-- Begin --
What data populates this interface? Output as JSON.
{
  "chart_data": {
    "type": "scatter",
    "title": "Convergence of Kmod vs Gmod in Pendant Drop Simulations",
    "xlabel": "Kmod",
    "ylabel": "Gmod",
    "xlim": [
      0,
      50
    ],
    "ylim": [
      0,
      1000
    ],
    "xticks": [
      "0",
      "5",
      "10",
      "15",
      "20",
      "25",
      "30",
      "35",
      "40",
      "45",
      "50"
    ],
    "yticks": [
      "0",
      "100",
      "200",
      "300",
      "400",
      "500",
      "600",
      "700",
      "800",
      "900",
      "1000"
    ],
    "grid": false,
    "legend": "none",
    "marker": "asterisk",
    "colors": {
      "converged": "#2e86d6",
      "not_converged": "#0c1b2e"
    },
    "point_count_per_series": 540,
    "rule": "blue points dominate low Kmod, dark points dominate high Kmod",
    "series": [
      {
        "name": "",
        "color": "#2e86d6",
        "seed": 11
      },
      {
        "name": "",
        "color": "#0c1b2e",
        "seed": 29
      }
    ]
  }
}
-- End --
WRITTEN INSTRUCTION. Print the listing above in its entirety, with every line exact.

WRITTEN ANSWER.
What data populates this interface? Output as JSON.
{
  "chart_data": {
    "type": "scatter",
    "title": "Convergence of Kmod vs Gmod in Pendant Drop Simulations",
    "xlabel": "Kmod",
    "ylabel": "Gmod",
    "xlim": [
      0,
      50
    ],
    "ylim": [
      0,
      1000
    ],
    "xticks": [
      "0",
      "5",
      "10",
      "15",
      "20",
      "25",
      "30",
      "35",
      "40",
      "45",
      "50"
    ],
    "yticks": [
      "0",
      "100",
      "200",
      "300",
      "400",
      "500",
      "600",
      "700",
      "800",
      "900",
      "1000"
    ],
    "grid": false,
    "legend": "none",
    "marker": "asterisk",
    "colors": {
      "converged": "#2e86d6",
      "not_converged": "#0c1b2e"
    },
    "point_count_per_series": 540,
    "rule": "blue points dominate low Kmod, dark points dominate high Kmod",
    "series": [
      {
        "name": "",
        "color": "#2e86d6",
        "seed": 11
      },
      {
        "name": "",
        "color": "#0c1b2e",
        "seed": 29
      }
    ]
  }
}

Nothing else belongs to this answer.